:: Data to use ::
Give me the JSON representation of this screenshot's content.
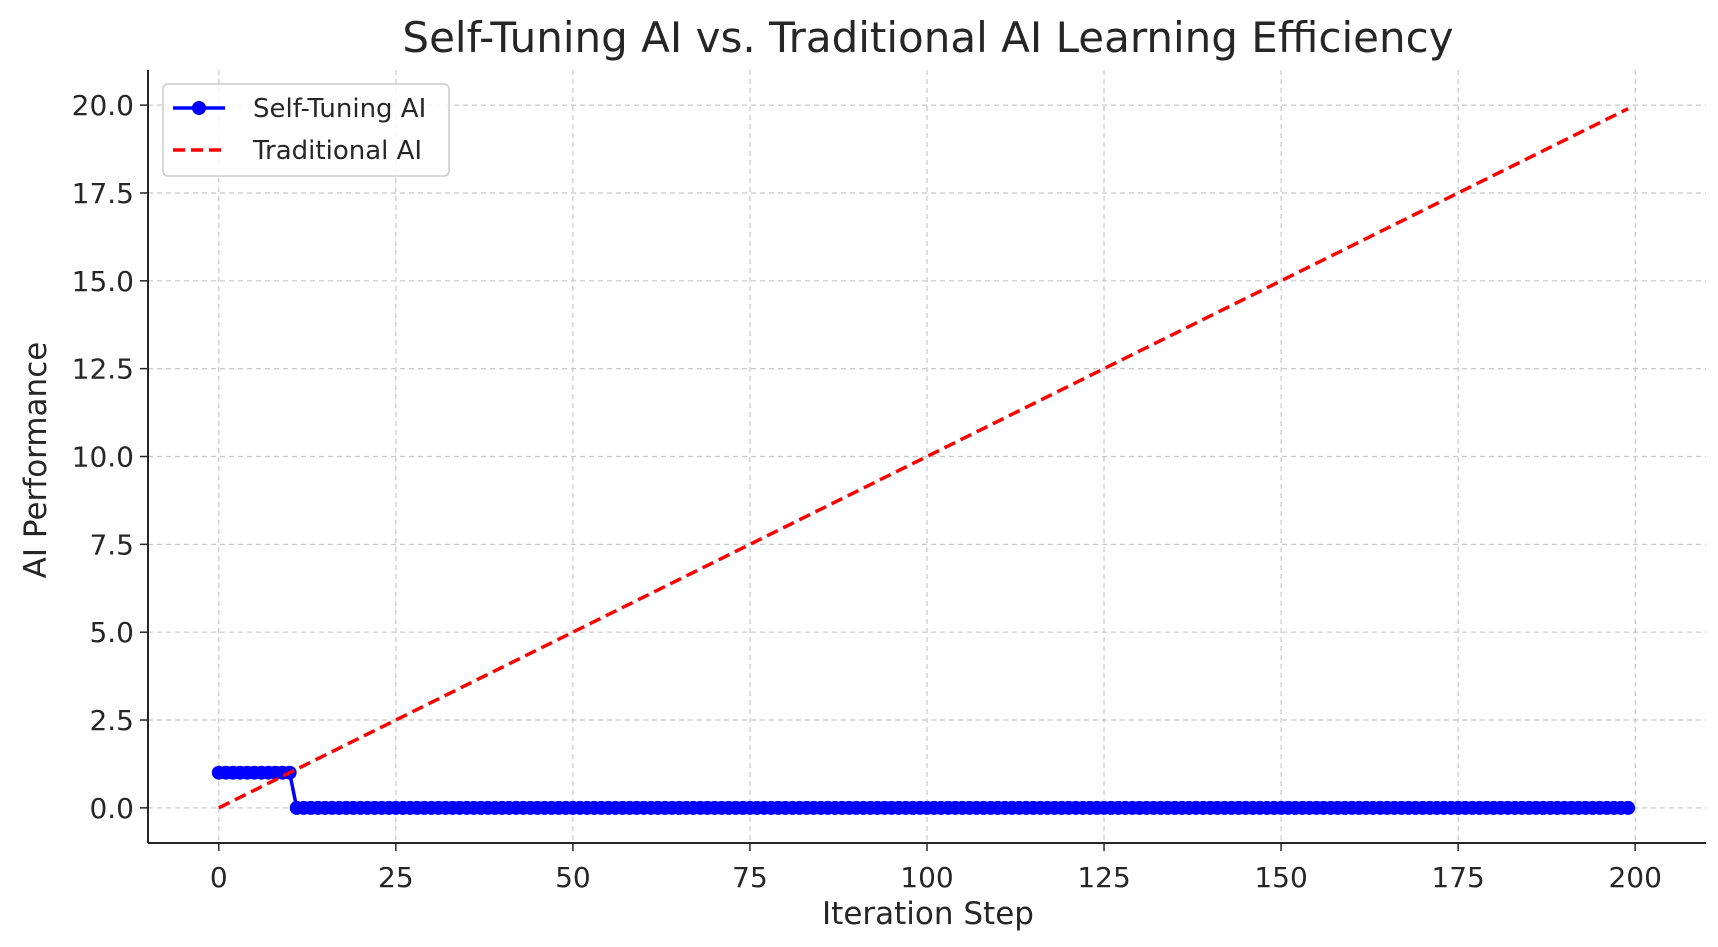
{
  "chart_data": {
    "type": "line",
    "title": "Self-Tuning AI vs. Traditional AI Learning Efficiency",
    "xlabel": "Iteration Step",
    "ylabel": "AI Performance",
    "xlim": [
      -10,
      210
    ],
    "ylim": [
      -1,
      21
    ],
    "x_ticks": [
      0,
      25,
      50,
      75,
      100,
      125,
      150,
      175,
      200
    ],
    "y_ticks": [
      0.0,
      2.5,
      5.0,
      7.5,
      10.0,
      12.5,
      15.0,
      17.5,
      20.0
    ],
    "x_tick_labels": [
      "0",
      "25",
      "50",
      "75",
      "100",
      "125",
      "150",
      "175",
      "200"
    ],
    "y_tick_labels": [
      "0.0",
      "2.5",
      "5.0",
      "7.5",
      "10.0",
      "12.5",
      "15.0",
      "17.5",
      "20.0"
    ],
    "grid": true,
    "legend_position": "top-left",
    "series": [
      {
        "name": "Self-Tuning AI",
        "color": "#0000ff",
        "style": "solid",
        "marker": "circle",
        "x_range": [
          0,
          199
        ],
        "segments": [
          {
            "from": 0,
            "to": 10,
            "value": 1
          },
          {
            "from": 11,
            "to": 199,
            "value": 0
          }
        ]
      },
      {
        "name": "Traditional AI",
        "color": "#ff0000",
        "style": "dashed",
        "marker": "none",
        "x": [
          0,
          199
        ],
        "y": [
          0,
          19.9
        ]
      }
    ]
  }
}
:::
What the exercise asks ▸
Every line should be retyped exactly, with the pictures omitted.

Response to the exercise ▸
Give me the JSON representation of this screenshot's content.
{
  "chart_data": {
    "type": "line",
    "title": "Self-Tuning AI vs. Traditional AI Learning Efficiency",
    "xlabel": "Iteration Step",
    "ylabel": "AI Performance",
    "xlim": [
      -10,
      210
    ],
    "ylim": [
      -1,
      21
    ],
    "x_ticks": [
      0,
      25,
      50,
      75,
      100,
      125,
      150,
      175,
      200
    ],
    "y_ticks": [
      0.0,
      2.5,
      5.0,
      7.5,
      10.0,
      12.5,
      15.0,
      17.5,
      20.0
    ],
    "x_tick_labels": [
      "0",
      "25",
      "50",
      "75",
      "100",
      "125",
      "150",
      "175",
      "200"
    ],
    "y_tick_labels": [
      "0.0",
      "2.5",
      "5.0",
      "7.5",
      "10.0",
      "12.5",
      "15.0",
      "17.5",
      "20.0"
    ],
    "grid": true,
    "legend_position": "top-left",
    "series": [
      {
        "name": "Self-Tuning AI",
        "color": "#0000ff",
        "style": "solid",
        "marker": "circle",
        "x_range": [
          0,
          199
        ],
        "segments": [
          {
            "from": 0,
            "to": 10,
            "value": 1
          },
          {
            "from": 11,
            "to": 199,
            "value": 0
          }
        ]
      },
      {
        "name": "Traditional AI",
        "color": "#ff0000",
        "style": "dashed",
        "marker": "none",
        "x": [
          0,
          199
        ],
        "y": [
          0,
          19.9
        ]
      }
    ]
  }
}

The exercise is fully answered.